• REQUIREMENTS
Which lines hold the word "Templates"? Copy each one.

··· EXCERPTED RECORDS

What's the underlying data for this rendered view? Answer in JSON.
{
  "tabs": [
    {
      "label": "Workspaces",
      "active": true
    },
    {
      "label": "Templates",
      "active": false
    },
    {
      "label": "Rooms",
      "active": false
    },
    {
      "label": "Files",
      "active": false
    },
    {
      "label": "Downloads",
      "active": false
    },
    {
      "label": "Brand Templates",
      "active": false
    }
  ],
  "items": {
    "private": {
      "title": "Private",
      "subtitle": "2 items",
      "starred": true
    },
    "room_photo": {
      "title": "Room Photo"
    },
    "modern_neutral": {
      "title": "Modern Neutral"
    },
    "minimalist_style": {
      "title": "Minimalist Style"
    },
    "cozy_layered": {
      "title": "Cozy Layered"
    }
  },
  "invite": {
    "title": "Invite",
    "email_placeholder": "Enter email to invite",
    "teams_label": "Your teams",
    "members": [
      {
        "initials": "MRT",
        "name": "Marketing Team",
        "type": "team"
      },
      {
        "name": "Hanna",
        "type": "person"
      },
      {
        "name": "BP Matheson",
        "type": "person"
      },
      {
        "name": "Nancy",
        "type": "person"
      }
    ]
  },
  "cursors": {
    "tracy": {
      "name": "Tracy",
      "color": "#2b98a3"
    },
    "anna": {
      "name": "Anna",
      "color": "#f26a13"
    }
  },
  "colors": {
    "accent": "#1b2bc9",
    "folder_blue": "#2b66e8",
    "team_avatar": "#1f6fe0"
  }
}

······

• OUTPUT FOR THIS TASK
      "label": "Templates",
      "label": "Brand Templates",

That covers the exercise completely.